» **Excerpted passage**

The treatment of RLS during pregnancy, however, may be difficult and should be limited to conservative measures without resorting to pharmaceuticals.

In cases where monotherapy is not sufficient even after long-term application, the physician may prescribe combination therapies (e.g., dopamine agonist plus l-DOPA).

The following compounds are recommended for the treatment of RLS. l-DOPA and dopamine agonists are considered as first-line drugs.

8.1.8.2 l-DOPA

In Germany, l-DOPA is approved in combination with benserazide for treatment of RLS, and clinical trials have demonstrated its effectiveness in doses up to 300 mg per day.

For the treatment of sleep disorders caused by RLS, a combination with immediate release (effect duration, 3–5 h) and retarded (maximum plasma level after 3 h) levodopa may be beneficial. Tolerance developments requiring dosage increase and an “end-of-dose” rebound are quite common (◘ Table 8.2).

» **Given entries**
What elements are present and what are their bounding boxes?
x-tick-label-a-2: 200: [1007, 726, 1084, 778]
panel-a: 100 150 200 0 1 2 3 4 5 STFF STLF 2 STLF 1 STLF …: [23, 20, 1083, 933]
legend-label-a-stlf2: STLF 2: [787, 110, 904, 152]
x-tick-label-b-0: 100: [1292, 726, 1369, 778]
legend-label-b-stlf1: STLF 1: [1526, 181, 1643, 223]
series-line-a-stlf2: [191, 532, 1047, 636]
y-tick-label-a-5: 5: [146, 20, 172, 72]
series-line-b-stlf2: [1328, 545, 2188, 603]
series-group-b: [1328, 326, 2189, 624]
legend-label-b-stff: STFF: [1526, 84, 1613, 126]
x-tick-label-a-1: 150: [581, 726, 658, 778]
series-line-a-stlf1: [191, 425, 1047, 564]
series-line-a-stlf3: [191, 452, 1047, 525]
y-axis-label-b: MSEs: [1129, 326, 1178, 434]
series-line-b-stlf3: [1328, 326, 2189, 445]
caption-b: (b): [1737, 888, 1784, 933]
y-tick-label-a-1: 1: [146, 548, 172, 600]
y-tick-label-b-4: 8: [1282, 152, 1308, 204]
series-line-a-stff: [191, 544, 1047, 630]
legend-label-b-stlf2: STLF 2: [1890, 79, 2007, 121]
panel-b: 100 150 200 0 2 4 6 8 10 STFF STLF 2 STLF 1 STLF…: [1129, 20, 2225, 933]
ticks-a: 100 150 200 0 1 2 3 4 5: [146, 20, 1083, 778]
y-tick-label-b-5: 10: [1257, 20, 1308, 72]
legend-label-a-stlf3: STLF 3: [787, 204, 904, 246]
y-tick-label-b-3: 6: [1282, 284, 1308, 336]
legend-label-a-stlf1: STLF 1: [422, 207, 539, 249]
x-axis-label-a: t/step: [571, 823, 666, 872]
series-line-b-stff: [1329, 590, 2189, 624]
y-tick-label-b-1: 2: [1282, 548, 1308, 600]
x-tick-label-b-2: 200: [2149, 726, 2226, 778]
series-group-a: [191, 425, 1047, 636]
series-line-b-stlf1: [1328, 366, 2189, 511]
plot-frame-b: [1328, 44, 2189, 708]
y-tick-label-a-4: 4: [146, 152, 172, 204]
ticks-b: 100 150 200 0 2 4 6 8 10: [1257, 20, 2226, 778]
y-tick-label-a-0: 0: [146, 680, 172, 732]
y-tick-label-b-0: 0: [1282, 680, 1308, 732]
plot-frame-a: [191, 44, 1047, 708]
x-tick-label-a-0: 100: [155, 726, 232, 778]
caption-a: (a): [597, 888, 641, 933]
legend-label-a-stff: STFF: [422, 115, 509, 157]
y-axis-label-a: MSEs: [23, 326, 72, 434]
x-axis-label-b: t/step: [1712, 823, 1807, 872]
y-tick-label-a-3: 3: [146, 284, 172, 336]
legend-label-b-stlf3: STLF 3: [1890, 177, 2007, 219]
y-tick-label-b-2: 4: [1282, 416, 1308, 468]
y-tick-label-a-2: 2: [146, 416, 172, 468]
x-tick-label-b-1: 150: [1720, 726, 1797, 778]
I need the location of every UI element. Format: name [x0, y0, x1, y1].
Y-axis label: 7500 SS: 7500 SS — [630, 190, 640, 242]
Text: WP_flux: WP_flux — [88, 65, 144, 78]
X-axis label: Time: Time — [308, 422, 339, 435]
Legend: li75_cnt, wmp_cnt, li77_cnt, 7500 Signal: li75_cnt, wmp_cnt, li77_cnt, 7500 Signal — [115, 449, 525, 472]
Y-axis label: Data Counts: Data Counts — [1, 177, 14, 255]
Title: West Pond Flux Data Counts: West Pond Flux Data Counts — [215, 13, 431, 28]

» **Exercise set**
**1)** Retype the passage on RLS treatment from "The treatment of RLS during" up to and including "as first-line drugs.".
**2)** According to the passage on RLS treatment, l-DOPA is approved in Germany in combination with which compound?
**3)** Carry on the passage on RLS treatment from its last sentence.

» **Results of the exercise**
**1)**
The treatment of RLS during pregnancy, however, may be difficult and should be limited to conservative measures without resorting to pharmaceuticals.

In cases where monotherapy is not sufficient even after long-term application, the physician may prescribe combination therapies (e.g., dopamine agonist plus l-DOPA).

The following compounds are recommended for the treatment of RLS. l-DOPA and dopamine agonists are considered as first-line drugs.

**2)** Benserazide.

**3)**
Table 8.2 Therapy of RLS with l-DOPA and dopamine agonists

Practical Tip

It is recommended to adapt the time of intake to the occurrence of the complaints in the individual patient and to establish an exact intake scheme together with the patient (based on a sleep protocol). l-DOPA is effective in mild or episodic RLS. In contrast to dopamine agonists, the dosage has not to be slowly increased, so that it can be applied in situations with severe complaints, such as traveling by bus or airplane with lack of movement opportunities. It can also be used in combination with dopamine agonists as an add-on in cases of severe complaints.

Augmentation under l-DOPA medication is a frequently observed phenomenon (it can also occur in dopamine agonists) and, according to clinical studies, can occur in up to 70% of the patients.

Augmentation is defined as:

  • An earlier onset of the symptoms within the 24-h cycle, e.g., midday or morning

  • A more rapid onset of the complaints when the patients are at rest

  • Complaints in other body parts that have not been affected prior to therapy

A dose-dependent risk for augmentation has been described for levodopa/benserazide. Dosages above 200 g per 24 h may lead to augmentation. In severe cases, switching to another drug is recomomended. If augmentation under l-DOPA occurs, the treatment should be switched to dopamine agonists, if possible with low doses.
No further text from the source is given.